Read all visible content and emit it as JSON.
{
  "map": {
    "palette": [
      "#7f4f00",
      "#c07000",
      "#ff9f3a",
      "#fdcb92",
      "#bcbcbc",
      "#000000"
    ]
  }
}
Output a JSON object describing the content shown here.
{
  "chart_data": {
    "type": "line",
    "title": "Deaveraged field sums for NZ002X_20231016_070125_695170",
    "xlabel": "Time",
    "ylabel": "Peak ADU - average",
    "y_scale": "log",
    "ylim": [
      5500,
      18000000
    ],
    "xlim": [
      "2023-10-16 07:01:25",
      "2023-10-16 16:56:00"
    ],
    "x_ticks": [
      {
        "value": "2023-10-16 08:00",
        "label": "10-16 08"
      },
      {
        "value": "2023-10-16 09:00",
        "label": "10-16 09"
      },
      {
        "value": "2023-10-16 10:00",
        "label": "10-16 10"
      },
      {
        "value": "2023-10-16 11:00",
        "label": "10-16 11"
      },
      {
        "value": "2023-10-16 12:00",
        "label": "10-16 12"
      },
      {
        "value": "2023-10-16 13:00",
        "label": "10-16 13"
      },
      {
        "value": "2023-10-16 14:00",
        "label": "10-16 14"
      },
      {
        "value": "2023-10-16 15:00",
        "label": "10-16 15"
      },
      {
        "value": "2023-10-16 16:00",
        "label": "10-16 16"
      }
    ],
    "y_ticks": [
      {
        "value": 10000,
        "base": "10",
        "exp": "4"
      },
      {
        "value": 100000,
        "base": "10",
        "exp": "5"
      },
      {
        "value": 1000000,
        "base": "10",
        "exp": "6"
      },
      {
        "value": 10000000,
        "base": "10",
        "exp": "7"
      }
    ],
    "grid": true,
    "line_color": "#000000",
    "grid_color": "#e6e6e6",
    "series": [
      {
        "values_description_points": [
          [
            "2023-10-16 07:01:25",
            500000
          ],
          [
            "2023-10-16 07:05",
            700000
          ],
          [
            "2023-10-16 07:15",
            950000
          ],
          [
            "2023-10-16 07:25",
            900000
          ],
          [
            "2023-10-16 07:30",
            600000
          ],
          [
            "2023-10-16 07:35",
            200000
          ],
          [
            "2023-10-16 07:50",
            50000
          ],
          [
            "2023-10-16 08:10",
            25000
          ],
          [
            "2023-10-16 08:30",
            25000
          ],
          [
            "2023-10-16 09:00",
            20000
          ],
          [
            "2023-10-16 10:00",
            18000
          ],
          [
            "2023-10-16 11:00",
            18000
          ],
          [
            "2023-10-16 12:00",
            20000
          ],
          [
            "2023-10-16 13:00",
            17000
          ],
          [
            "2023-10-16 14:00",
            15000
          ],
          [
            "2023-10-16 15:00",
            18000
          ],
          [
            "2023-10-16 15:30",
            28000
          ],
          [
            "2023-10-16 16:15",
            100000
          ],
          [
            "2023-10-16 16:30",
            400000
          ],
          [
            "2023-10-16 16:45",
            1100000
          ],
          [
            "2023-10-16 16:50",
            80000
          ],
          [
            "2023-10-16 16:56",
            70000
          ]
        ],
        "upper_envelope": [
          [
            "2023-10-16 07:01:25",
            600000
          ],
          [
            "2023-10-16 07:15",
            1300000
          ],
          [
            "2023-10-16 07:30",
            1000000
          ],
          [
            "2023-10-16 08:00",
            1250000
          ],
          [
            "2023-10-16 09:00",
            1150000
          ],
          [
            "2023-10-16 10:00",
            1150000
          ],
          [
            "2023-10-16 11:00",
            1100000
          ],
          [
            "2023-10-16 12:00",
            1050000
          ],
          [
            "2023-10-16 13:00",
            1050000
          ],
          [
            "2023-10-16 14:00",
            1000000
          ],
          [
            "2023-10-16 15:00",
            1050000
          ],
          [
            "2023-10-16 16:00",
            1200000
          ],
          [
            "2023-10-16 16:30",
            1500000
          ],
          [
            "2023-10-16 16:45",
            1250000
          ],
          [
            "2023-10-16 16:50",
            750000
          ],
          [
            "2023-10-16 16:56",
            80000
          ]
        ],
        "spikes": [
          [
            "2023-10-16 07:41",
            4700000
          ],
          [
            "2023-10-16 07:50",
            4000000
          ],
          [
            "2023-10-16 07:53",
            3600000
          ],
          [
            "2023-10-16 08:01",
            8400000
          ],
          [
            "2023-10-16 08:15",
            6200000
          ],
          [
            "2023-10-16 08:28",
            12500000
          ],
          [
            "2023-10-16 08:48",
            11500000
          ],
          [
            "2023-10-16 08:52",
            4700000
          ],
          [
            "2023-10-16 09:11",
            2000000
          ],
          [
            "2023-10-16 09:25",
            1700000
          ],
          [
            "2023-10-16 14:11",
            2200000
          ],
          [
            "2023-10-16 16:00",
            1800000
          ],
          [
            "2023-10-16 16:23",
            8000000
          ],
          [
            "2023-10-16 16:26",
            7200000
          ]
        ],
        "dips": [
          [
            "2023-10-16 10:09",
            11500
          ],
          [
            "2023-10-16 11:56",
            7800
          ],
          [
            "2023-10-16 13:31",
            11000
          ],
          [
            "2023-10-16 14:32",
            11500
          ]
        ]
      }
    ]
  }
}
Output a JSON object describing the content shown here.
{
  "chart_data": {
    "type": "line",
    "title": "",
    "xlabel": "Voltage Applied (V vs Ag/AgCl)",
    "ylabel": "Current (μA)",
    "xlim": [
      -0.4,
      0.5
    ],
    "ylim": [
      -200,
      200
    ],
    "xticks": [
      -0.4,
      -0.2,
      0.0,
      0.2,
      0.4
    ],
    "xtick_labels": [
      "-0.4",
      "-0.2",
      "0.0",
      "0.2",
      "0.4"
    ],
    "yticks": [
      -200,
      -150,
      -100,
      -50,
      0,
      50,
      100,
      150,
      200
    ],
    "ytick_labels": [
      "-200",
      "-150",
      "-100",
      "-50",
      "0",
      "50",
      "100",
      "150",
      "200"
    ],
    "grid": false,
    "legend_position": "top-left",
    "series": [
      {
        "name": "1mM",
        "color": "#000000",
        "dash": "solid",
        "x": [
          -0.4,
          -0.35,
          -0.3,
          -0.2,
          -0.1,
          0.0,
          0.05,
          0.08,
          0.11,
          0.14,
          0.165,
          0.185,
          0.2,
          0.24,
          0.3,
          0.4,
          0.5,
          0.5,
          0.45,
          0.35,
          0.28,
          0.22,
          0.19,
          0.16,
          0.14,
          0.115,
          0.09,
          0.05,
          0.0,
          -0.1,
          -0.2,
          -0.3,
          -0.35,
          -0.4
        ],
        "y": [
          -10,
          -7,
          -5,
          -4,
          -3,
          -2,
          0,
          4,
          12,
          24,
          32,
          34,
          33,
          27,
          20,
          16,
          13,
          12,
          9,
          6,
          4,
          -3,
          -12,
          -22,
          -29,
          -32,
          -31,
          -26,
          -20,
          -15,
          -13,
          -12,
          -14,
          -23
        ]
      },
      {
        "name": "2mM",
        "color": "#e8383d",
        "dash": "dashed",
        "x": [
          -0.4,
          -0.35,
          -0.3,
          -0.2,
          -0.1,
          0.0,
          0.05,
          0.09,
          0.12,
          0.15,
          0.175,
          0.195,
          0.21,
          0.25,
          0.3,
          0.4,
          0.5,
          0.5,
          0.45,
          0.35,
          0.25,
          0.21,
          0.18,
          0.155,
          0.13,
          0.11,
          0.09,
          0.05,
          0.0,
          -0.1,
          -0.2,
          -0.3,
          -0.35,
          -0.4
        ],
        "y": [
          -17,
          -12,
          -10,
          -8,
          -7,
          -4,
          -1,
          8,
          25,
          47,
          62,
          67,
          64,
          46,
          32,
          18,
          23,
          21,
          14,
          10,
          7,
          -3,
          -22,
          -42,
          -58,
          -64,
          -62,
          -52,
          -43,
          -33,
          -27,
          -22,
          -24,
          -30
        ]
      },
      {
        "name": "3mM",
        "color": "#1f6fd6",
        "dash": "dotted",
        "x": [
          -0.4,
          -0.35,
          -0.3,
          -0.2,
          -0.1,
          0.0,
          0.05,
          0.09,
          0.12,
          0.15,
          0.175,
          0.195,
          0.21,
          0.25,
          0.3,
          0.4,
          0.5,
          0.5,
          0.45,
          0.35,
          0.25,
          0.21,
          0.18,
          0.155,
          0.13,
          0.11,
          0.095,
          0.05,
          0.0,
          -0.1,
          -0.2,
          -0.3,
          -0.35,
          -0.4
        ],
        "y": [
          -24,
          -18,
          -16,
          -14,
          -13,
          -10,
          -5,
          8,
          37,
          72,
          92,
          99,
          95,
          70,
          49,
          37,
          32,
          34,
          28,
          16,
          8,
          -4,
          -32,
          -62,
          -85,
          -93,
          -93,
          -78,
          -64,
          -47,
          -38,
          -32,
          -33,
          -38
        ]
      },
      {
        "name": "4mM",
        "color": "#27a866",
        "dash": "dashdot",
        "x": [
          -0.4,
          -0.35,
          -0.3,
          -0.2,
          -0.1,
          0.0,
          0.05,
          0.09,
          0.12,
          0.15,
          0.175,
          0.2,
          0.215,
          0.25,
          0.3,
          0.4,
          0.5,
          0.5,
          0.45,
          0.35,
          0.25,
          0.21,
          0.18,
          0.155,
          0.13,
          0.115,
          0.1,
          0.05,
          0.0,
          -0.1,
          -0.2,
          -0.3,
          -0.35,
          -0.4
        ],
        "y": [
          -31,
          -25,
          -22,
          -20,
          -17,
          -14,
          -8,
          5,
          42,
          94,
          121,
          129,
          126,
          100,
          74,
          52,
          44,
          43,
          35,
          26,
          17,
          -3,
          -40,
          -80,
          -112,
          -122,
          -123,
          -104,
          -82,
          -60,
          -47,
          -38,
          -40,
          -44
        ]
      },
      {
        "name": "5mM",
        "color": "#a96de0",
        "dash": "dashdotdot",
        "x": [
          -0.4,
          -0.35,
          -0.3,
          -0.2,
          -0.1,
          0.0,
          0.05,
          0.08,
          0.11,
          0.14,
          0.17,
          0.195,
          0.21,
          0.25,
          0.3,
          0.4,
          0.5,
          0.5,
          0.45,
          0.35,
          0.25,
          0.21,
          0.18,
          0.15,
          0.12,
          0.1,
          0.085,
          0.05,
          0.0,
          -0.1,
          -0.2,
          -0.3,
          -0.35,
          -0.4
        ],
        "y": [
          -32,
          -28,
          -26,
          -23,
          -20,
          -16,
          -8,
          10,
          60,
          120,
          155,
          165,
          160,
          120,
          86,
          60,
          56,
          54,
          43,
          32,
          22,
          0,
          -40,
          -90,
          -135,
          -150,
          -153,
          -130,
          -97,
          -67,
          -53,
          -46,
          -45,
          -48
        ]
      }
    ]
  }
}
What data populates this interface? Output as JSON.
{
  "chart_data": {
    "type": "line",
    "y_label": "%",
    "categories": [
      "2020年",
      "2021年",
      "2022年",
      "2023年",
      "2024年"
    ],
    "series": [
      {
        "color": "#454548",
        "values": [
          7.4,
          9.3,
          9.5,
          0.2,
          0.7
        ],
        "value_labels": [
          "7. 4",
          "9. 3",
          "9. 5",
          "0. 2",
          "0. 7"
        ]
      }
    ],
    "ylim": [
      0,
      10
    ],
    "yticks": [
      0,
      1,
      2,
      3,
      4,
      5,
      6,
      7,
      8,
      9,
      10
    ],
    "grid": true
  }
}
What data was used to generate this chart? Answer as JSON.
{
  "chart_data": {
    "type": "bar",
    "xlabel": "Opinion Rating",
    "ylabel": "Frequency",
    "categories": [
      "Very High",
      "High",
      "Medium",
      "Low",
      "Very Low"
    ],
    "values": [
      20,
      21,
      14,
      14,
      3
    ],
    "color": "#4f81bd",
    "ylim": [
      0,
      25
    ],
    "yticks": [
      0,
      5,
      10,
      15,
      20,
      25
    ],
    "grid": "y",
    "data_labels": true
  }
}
=====
Exercise aim: Give the number of lines that hold the word "this" in these records, with nothing added.

Expected answer: 2